• Exercise objective:
In the listing below, locate the lines bearing the word "right". Copy every one of them.

• Input material:
########
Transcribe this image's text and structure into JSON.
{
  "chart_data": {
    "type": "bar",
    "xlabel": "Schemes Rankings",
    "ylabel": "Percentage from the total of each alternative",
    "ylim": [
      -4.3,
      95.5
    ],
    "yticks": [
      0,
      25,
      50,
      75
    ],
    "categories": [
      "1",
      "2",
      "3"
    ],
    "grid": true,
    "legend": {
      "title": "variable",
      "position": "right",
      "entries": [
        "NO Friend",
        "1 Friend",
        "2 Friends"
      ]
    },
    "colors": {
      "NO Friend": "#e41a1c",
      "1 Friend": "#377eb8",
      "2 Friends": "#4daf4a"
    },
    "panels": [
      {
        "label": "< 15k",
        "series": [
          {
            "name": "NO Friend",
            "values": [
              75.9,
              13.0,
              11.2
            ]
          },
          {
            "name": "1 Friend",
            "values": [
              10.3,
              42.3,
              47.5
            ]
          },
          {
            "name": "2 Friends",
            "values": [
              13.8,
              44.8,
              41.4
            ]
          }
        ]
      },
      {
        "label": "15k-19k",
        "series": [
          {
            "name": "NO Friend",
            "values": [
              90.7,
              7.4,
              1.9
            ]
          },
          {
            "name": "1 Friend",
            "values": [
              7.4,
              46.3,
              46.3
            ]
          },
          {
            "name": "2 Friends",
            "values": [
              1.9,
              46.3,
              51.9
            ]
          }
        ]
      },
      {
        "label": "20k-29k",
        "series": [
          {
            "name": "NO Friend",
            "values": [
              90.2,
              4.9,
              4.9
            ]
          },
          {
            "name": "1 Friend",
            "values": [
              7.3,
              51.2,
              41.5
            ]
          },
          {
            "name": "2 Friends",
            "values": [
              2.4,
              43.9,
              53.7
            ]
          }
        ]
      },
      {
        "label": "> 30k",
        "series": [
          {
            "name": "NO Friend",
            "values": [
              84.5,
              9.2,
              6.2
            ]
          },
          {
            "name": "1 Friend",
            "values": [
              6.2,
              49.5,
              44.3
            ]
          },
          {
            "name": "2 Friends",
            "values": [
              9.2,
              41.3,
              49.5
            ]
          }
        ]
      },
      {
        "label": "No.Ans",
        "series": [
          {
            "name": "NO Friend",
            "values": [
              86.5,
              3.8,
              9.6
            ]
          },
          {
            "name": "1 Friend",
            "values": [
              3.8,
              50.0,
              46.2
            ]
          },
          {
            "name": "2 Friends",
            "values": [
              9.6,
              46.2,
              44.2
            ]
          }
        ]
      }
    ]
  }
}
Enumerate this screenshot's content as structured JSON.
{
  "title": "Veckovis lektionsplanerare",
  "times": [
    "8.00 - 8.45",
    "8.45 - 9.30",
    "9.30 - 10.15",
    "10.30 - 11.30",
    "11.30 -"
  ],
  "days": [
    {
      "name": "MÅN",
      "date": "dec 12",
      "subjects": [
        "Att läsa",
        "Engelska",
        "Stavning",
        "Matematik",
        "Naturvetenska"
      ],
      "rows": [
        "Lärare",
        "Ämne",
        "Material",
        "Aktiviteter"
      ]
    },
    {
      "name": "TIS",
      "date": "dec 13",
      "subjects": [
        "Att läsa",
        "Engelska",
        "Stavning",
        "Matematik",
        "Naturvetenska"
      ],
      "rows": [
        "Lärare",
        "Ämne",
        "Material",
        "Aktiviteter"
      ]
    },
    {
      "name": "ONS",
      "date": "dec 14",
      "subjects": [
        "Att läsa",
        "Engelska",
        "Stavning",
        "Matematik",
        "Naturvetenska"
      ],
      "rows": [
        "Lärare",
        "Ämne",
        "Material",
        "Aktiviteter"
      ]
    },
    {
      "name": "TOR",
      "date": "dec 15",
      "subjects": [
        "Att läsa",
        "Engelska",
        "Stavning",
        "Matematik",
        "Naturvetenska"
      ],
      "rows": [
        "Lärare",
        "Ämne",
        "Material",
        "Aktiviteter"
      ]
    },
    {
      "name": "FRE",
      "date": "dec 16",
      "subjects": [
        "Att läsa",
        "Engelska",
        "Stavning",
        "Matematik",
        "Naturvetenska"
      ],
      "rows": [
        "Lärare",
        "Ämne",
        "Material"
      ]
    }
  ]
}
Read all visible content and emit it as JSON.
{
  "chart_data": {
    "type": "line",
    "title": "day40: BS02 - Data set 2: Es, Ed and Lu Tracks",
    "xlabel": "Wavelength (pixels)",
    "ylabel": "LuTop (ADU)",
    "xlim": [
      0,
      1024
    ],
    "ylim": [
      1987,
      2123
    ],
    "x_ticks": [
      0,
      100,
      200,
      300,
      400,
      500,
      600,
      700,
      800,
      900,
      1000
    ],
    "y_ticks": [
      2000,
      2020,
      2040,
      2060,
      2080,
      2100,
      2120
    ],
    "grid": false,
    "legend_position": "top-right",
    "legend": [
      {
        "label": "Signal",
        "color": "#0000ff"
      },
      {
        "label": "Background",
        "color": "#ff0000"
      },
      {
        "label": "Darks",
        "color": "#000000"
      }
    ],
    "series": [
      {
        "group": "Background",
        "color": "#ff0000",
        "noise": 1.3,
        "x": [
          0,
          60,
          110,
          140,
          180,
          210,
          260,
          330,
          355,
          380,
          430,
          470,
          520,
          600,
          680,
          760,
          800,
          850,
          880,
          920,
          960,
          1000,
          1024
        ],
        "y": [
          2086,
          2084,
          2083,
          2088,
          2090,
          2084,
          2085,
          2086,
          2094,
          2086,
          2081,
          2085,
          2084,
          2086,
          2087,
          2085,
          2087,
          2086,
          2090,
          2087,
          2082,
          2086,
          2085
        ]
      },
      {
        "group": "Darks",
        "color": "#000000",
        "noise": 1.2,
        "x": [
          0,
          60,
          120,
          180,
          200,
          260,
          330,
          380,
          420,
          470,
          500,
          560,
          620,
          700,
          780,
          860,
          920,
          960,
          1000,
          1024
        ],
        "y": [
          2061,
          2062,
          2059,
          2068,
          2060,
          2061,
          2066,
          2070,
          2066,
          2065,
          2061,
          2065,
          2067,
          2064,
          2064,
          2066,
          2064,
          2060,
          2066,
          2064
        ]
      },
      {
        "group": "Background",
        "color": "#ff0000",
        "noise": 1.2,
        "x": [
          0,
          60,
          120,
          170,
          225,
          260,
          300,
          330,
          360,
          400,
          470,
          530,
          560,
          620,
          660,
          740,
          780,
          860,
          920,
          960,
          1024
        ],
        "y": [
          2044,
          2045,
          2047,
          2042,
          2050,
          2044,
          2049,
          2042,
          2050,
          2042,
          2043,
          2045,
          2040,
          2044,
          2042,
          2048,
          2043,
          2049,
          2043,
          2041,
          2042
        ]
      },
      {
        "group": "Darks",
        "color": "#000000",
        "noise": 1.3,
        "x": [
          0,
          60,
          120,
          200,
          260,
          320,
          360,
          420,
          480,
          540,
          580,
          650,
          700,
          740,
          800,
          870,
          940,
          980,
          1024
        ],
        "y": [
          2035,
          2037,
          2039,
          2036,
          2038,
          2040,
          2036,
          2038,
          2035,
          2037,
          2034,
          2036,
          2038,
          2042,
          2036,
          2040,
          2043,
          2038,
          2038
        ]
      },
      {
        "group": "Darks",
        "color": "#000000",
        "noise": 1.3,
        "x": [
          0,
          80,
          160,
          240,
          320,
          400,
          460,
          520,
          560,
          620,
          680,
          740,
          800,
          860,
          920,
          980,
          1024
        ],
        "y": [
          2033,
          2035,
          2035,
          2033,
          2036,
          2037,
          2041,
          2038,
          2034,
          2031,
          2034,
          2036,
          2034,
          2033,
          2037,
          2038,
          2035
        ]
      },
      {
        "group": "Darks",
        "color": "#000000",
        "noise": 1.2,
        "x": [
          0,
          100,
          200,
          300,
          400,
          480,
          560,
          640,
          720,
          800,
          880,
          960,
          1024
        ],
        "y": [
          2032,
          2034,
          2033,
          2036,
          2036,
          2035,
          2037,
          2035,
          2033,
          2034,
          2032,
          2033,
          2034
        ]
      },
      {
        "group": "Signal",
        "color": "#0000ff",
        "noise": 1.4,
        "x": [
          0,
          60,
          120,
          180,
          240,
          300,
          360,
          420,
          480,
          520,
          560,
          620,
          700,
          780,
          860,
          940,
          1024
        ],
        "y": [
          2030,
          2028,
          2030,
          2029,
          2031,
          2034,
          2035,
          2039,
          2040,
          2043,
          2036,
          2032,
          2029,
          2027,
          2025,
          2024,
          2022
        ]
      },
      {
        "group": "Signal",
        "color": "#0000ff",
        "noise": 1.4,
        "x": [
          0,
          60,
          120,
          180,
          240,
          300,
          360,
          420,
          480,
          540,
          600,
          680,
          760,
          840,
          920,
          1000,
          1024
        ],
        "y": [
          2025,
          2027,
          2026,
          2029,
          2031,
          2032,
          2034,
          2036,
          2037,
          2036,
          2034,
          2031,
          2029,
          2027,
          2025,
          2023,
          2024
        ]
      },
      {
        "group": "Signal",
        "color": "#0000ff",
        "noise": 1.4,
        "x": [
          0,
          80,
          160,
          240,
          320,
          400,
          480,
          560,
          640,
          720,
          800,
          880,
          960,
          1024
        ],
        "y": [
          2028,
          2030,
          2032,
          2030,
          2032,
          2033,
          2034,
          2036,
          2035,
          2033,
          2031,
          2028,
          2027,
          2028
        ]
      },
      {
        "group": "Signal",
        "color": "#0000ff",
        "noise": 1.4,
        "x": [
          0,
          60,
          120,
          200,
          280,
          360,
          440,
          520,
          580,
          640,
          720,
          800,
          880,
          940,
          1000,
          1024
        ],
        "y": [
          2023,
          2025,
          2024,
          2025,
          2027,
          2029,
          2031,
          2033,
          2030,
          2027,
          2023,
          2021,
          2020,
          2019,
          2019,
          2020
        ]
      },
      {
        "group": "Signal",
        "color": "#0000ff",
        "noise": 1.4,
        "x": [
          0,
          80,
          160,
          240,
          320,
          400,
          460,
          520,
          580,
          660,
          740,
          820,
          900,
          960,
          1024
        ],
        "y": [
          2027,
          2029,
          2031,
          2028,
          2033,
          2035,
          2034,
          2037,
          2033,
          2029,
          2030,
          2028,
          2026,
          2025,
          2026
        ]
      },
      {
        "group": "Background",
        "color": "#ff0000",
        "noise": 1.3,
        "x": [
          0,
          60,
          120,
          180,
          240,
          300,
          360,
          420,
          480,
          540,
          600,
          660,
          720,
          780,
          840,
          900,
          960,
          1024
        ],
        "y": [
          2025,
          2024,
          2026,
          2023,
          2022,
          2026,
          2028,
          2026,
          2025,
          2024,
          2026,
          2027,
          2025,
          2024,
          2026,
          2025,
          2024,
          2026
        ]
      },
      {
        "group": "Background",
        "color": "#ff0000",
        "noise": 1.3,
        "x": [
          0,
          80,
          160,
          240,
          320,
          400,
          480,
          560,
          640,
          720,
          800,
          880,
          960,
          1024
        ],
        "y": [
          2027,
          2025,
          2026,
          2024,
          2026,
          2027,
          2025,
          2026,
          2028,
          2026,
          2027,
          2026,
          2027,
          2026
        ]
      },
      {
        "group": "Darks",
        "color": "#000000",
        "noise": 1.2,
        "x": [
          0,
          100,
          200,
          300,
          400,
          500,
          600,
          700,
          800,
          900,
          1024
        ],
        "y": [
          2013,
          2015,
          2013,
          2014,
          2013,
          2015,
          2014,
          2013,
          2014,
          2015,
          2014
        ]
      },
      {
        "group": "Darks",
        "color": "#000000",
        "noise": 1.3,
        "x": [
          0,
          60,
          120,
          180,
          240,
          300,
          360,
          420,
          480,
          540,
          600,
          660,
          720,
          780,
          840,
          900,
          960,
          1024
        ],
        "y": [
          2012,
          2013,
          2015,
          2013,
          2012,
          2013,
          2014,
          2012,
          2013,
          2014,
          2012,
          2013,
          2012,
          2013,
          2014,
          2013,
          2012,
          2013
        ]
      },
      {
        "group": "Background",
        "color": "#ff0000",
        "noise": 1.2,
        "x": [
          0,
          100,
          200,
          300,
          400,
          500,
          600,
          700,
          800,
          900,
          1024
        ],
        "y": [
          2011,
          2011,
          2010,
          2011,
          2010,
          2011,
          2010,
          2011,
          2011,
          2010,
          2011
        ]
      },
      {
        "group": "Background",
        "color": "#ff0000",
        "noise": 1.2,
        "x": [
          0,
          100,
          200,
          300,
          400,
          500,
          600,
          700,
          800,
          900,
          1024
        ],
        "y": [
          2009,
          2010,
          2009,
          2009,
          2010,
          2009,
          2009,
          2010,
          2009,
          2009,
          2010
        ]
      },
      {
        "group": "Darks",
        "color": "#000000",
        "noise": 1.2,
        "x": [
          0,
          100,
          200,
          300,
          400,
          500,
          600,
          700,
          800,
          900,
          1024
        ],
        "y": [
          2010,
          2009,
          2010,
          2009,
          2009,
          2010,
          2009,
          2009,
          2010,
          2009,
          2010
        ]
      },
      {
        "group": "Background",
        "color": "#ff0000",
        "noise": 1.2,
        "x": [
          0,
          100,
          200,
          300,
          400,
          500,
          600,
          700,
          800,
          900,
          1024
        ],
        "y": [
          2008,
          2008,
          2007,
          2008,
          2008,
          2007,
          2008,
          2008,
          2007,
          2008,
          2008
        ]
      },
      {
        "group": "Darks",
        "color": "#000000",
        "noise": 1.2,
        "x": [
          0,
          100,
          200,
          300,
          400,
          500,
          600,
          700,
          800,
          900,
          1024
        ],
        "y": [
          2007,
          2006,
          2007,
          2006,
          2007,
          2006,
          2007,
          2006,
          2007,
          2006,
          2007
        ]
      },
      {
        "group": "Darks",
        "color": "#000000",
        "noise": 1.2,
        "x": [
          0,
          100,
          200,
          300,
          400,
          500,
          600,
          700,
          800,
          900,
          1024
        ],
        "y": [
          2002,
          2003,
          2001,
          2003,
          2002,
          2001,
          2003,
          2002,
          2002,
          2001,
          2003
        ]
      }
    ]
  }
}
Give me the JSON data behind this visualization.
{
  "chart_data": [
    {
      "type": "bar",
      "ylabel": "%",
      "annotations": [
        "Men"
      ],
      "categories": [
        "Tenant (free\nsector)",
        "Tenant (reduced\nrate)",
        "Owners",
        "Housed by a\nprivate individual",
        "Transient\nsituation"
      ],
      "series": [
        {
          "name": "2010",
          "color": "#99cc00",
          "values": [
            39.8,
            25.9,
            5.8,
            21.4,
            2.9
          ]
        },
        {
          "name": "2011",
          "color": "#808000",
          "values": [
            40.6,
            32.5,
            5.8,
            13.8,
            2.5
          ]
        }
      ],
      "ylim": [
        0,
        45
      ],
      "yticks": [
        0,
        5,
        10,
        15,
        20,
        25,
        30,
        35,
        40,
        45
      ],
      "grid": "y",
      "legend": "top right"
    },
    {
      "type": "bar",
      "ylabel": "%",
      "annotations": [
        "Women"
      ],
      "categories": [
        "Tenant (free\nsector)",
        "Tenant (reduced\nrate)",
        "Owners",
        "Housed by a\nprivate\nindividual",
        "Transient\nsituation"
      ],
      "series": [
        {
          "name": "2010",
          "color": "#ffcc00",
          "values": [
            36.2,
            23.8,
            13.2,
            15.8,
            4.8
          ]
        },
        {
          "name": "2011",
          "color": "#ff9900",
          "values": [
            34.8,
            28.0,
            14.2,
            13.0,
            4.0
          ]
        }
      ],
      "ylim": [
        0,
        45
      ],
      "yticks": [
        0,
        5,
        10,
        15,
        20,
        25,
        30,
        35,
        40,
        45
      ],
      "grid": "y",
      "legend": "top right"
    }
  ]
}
########
• Task response:
      "position": "right",
    "legend_position": "top-right",
      "legend": "top right"
      "legend": "top right"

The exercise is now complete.